** Start of EXTRACTED INFORMATION **

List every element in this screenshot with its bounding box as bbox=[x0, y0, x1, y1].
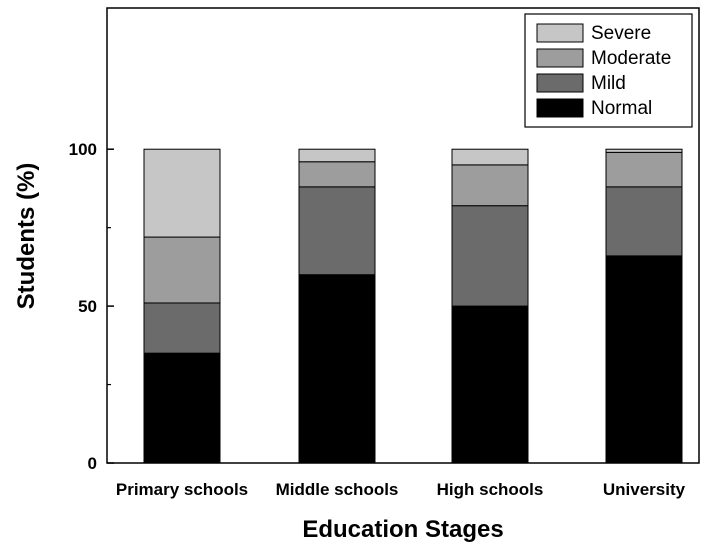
y-axis: 0 50 100 bbox=[69, 140, 114, 473]
x-tick-label: High schools bbox=[437, 480, 544, 499]
legend-swatch-mild bbox=[536, 73, 584, 93]
x-tick-label: Middle schools bbox=[276, 480, 399, 499]
bar-segment-severe bbox=[605, 148, 683, 153]
plot-frame bbox=[106, 7, 700, 464]
y-tick-label: 100 bbox=[69, 140, 97, 159]
legend-label-mild: Mild bbox=[591, 73, 626, 94]
bar-segment-mild bbox=[143, 302, 221, 354]
bar-segment-normal bbox=[298, 274, 376, 464]
legend-label-severe: Severe bbox=[591, 23, 651, 44]
legend-label-normal: Normal bbox=[591, 98, 652, 119]
bars-group bbox=[143, 148, 683, 464]
y-tick-label: 0 bbox=[88, 454, 97, 473]
bar-segment-mild bbox=[298, 186, 376, 276]
bar-segment-normal bbox=[451, 305, 529, 464]
legend: Severe Moderate Mild Normal bbox=[524, 13, 693, 128]
legend-label-moderate: Moderate bbox=[591, 48, 671, 69]
legend-swatch-moderate bbox=[536, 48, 584, 68]
bar-segment-normal bbox=[143, 352, 221, 464]
x-tick-label: Primary schools bbox=[116, 480, 248, 499]
bar-segment-moderate bbox=[605, 151, 683, 188]
x-axis: Primary schools Middle schools High school… bbox=[116, 457, 686, 499]
legend-swatch-normal bbox=[536, 98, 584, 118]
bar-segment-severe bbox=[143, 148, 221, 238]
bar-segment-normal bbox=[605, 255, 683, 464]
x-tick-label: University bbox=[603, 480, 686, 499]
bar-segment-mild bbox=[451, 205, 529, 307]
legend-swatch-severe bbox=[536, 23, 584, 43]
bar-segment-moderate bbox=[451, 164, 529, 207]
bar-segment-moderate bbox=[143, 236, 221, 304]
bar-segment-moderate bbox=[298, 161, 376, 188]
y-tick-label: 50 bbox=[78, 297, 97, 316]
bar-segment-severe bbox=[298, 148, 376, 163]
bar-segment-severe bbox=[451, 148, 529, 166]
bar-segment-mild bbox=[605, 186, 683, 257]
x-axis-title: Education Stages bbox=[302, 516, 503, 543]
y-axis-title: Students (%) bbox=[13, 163, 40, 310]
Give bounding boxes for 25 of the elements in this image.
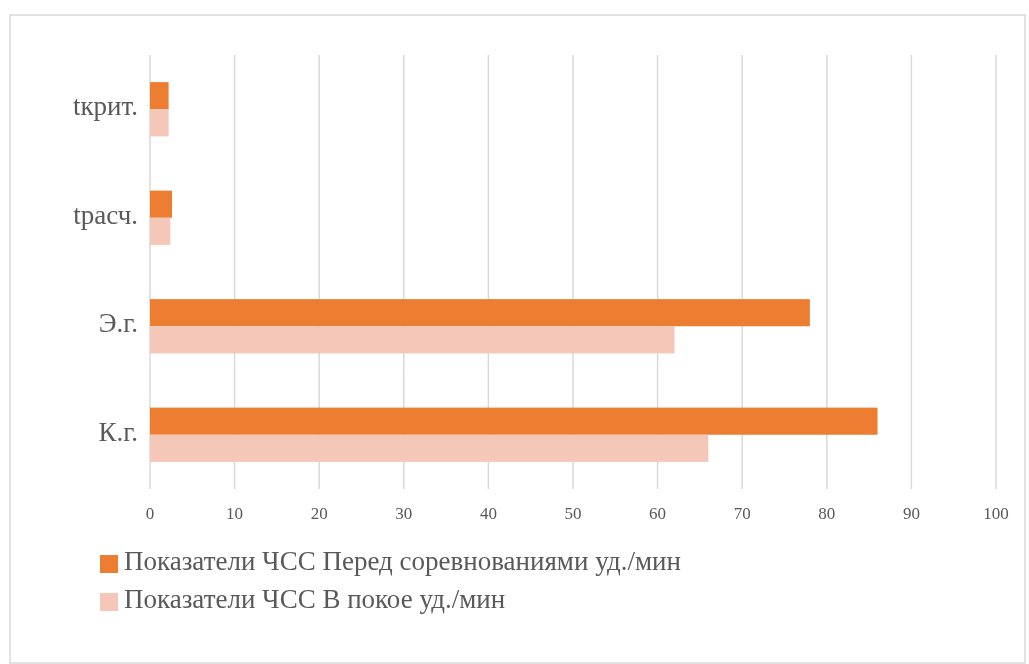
- legend-label: Показатели ЧСС В покое уд./мин: [124, 584, 506, 615]
- y-tick-label: tкрит.: [72, 91, 138, 122]
- bar: [150, 190, 172, 218]
- x-tick-label: 40: [479, 504, 497, 523]
- bar: [150, 299, 810, 327]
- legend-label: Показатели ЧСС Перед соревнованиями уд./мин: [124, 546, 681, 577]
- bar: [150, 109, 169, 137]
- bar: [150, 217, 171, 245]
- x-tick-label: 30: [395, 504, 413, 523]
- bar: [150, 326, 675, 354]
- x-tick-label: 70: [733, 504, 751, 523]
- bar: [150, 407, 878, 435]
- y-tick-label: tрасч.: [73, 199, 138, 230]
- y-tick-label: К.г.: [98, 416, 138, 447]
- y-tick-label: Э.г.: [98, 308, 138, 339]
- x-tick-label: 80: [818, 504, 836, 523]
- bar: [150, 434, 709, 462]
- x-tick-label: 0: [145, 504, 155, 523]
- x-tick-label: 90: [902, 504, 920, 523]
- x-tick-label: 20: [310, 504, 328, 523]
- x-tick-label: 10: [226, 504, 244, 523]
- x-tick-label: 60: [649, 504, 667, 523]
- bar: [150, 82, 169, 110]
- x-tick-label: 50: [564, 504, 582, 523]
- x-tick-label: 100: [983, 504, 1009, 523]
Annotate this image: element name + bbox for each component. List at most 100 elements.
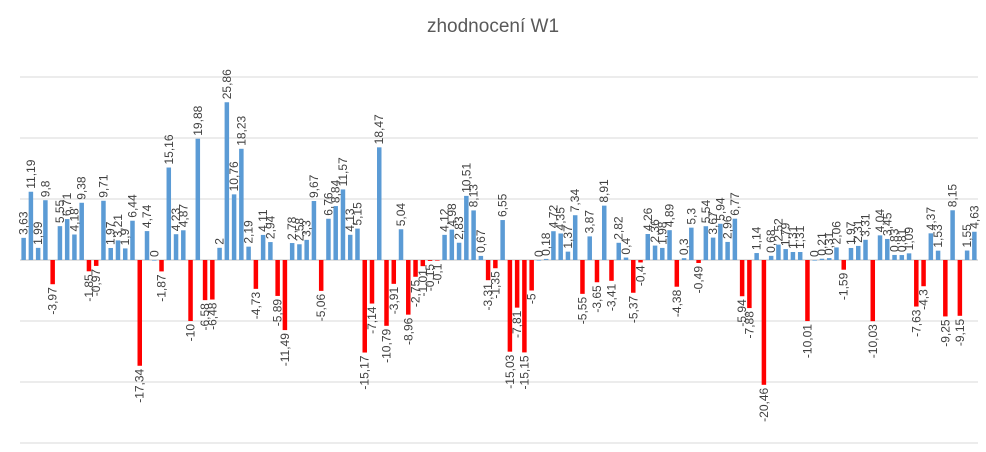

** End of EXTRACTED INFORMATION **

> _WRITTEN PROBLEM_: Copy out every line of the rows above without changing a character, but leave out the picture lines.

> _WRITTEN RESPONSE_:
List every element in this screenshot with its bounding box as bbox=[x0, y0, x1, y1].
y-axis: 0 50 100 bbox=[69, 140, 114, 473]
x-tick-label: High schools bbox=[437, 480, 544, 499]
legend-swatch-mild bbox=[536, 73, 584, 93]
x-tick-label: Middle schools bbox=[276, 480, 399, 499]
bar-segment-severe bbox=[605, 148, 683, 153]
plot-frame bbox=[106, 7, 700, 464]
y-tick-label: 100 bbox=[69, 140, 97, 159]
legend-label-mild: Mild bbox=[591, 73, 626, 94]
bar-segment-mild bbox=[143, 302, 221, 354]
bar-segment-normal bbox=[298, 274, 376, 464]
legend-label-severe: Severe bbox=[591, 23, 651, 44]
legend-label-normal: Normal bbox=[591, 98, 652, 119]
bars-group bbox=[143, 148, 683, 464]
y-tick-label: 0 bbox=[88, 454, 97, 473]
bar-segment-mild bbox=[298, 186, 376, 276]
bar-segment-normal bbox=[451, 305, 529, 464]
legend: Severe Moderate Mild Normal bbox=[524, 13, 693, 128]
legend-label-moderate: Moderate bbox=[591, 48, 671, 69]
legend-swatch-moderate bbox=[536, 48, 584, 68]
bar-segment-normal bbox=[143, 352, 221, 464]
x-tick-label: Primary schools bbox=[116, 480, 248, 499]
bar-segment-moderate bbox=[605, 151, 683, 188]
x-axis: Primary schools Middle schools High school… bbox=[116, 457, 686, 499]
legend-swatch-normal bbox=[536, 98, 584, 118]
bar-segment-severe bbox=[143, 148, 221, 238]
bar-segment-normal bbox=[605, 255, 683, 464]
x-tick-label: University bbox=[603, 480, 686, 499]
bar-segment-mild bbox=[451, 205, 529, 307]
legend-swatch-severe bbox=[536, 23, 584, 43]
bar-segment-moderate bbox=[451, 164, 529, 207]
bar-segment-moderate bbox=[143, 236, 221, 304]
bar-segment-moderate bbox=[298, 161, 376, 188]
y-tick-label: 50 bbox=[78, 297, 97, 316]
bar-segment-severe bbox=[298, 148, 376, 163]
bar-segment-severe bbox=[451, 148, 529, 166]
bar-segment-mild bbox=[605, 186, 683, 257]
x-axis-title: Education Stages bbox=[302, 516, 503, 543]
y-axis-title: Students (%) bbox=[13, 163, 40, 310]
Give bounding boxes for 25 of the elements in this image.
- legend-label: Показатели ЧСС В покое уд./мин: [124, 584, 506, 615]
- y-tick-label: tкрит.: [72, 91, 138, 122]
- bar: [150, 190, 172, 218]
- x-tick-label: 40: [479, 504, 497, 523]
- bar: [150, 299, 810, 327]
- legend-label: Показатели ЧСС Перед соревнованиями уд./мин: [124, 546, 681, 577]
- bar: [150, 109, 169, 137]
- bar: [150, 217, 171, 245]
- x-tick-label: 30: [395, 504, 413, 523]
- bar: [150, 326, 675, 354]
- x-tick-label: 70: [733, 504, 751, 523]
- bar: [150, 407, 878, 435]
- y-tick-label: tрасч.: [73, 199, 138, 230]
- y-tick-label: К.г.: [98, 416, 138, 447]
- y-tick-label: Э.г.: [98, 308, 138, 339]
- x-tick-label: 80: [818, 504, 836, 523]
- bar: [150, 434, 709, 462]
- x-tick-label: 0: [145, 504, 155, 523]
- x-tick-label: 90: [902, 504, 920, 523]
- x-tick-label: 20: [310, 504, 328, 523]
- x-tick-label: 10: [226, 504, 244, 523]
- x-tick-label: 60: [649, 504, 667, 523]
- bar: [150, 82, 169, 110]
- x-tick-label: 50: [564, 504, 582, 523]
- x-tick-label: 100: [983, 504, 1009, 523]
Annotate this image: element name + bbox for each component. List at most 100 elements.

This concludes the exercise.